» **What you need to do**
Copy the lines that follow, keeping every character the same.

━━ Data in this exercise

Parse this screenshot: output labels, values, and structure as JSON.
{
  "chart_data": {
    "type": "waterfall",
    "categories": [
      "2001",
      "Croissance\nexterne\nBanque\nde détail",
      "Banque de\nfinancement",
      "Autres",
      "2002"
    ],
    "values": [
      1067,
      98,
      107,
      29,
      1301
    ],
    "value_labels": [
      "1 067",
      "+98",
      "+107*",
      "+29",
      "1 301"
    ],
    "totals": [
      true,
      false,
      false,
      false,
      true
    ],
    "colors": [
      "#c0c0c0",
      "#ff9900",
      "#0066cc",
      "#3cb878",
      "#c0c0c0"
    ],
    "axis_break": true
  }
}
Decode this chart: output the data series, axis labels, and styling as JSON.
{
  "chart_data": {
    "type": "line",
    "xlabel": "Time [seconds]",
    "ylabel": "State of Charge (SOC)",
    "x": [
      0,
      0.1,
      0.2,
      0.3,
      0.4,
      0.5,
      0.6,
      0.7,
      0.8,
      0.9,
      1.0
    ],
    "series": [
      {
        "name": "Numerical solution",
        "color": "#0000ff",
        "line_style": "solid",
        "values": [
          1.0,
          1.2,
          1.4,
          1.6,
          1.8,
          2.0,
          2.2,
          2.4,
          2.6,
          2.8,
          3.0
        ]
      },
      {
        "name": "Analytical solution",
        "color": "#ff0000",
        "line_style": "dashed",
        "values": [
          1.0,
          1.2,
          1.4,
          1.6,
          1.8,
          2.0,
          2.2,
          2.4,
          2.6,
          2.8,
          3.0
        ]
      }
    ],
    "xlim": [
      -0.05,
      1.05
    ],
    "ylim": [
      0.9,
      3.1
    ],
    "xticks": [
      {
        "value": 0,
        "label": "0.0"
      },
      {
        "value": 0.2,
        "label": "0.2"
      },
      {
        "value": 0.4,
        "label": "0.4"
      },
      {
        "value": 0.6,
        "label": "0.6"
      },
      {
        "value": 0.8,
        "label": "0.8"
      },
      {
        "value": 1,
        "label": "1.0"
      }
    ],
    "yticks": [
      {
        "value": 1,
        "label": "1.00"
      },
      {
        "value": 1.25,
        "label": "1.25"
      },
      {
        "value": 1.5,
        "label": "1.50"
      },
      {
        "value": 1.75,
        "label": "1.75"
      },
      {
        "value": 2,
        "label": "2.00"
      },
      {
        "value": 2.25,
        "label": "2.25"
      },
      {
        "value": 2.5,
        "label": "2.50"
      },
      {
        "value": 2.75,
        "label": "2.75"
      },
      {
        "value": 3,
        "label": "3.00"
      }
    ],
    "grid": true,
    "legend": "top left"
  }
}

━━━━

» **Result of this exercise**
Parse this screenshot: output labels, values, and structure as JSON.
{
  "chart_data": {
    "type": "waterfall",
    "categories": [
      "2001",
      "Croissance\nexterne\nBanque\nde détail",
      "Banque de\nfinancement",
      "Autres",
      "2002"
    ],
    "values": [
      1067,
      98,
      107,
      29,
      1301
    ],
    "value_labels": [
      "1 067",
      "+98",
      "+107*",
      "+29",
      "1 301"
    ],
    "totals": [
      true,
      false,
      false,
      false,
      true
    ],
    "colors": [
      "#c0c0c0",
      "#ff9900",
      "#0066cc",
      "#3cb878",
      "#c0c0c0"
    ],
    "axis_break": true
  }
}
Decode this chart: output the data series, axis labels, and styling as JSON.
{
  "chart_data": {
    "type": "line",
    "xlabel": "Time [seconds]",
    "ylabel": "State of Charge (SOC)",
    "x": [
      0,
      0.1,
      0.2,
      0.3,
      0.4,
      0.5,
      0.6,
      0.7,
      0.8,
      0.9,
      1.0
    ],
    "series": [
      {
        "name": "Numerical solution",
        "color": "#0000ff",
        "line_style": "solid",
        "values": [
          1.0,
          1.2,
          1.4,
          1.6,
          1.8,
          2.0,
          2.2,
          2.4,
          2.6,
          2.8,
          3.0
        ]
      },
      {
        "name": "Analytical solution",
        "color": "#ff0000",
        "line_style": "dashed",
        "values": [
          1.0,
          1.2,
          1.4,
          1.6,
          1.8,
          2.0,
          2.2,
          2.4,
          2.6,
          2.8,
          3.0
        ]
      }
    ],
    "xlim": [
      -0.05,
      1.05
    ],
    "ylim": [
      0.9,
      3.1
    ],
    "xticks": [
      {
        "value": 0,
        "label": "0.0"
      },
      {
        "value": 0.2,
        "label": "0.2"
      },
      {
        "value": 0.4,
        "label": "0.4"
      },
      {
        "value": 0.6,
        "label": "0.6"
      },
      {
        "value": 0.8,
        "label": "0.8"
      },
      {
        "value": 1,
        "label": "1.0"
      }
    ],
    "yticks": [
      {
        "value": 1,
        "label": "1.00"
      },
      {
        "value": 1.25,
        "label": "1.25"
      },
      {
        "value": 1.5,
        "label": "1.50"
      },
      {
        "value": 1.75,
        "label": "1.75"
      },
      {
        "value": 2,
        "label": "2.00"
      },
      {
        "value": 2.25,
        "label": "2.25"
      },
      {
        "value": 2.5,
        "label": "2.50"
      },
      {
        "value": 2.75,
        "label": "2.75"
      },
      {
        "value": 3,
        "label": "3.00"
      }
    ],
    "grid": true,
    "legend": "top left"
  }
}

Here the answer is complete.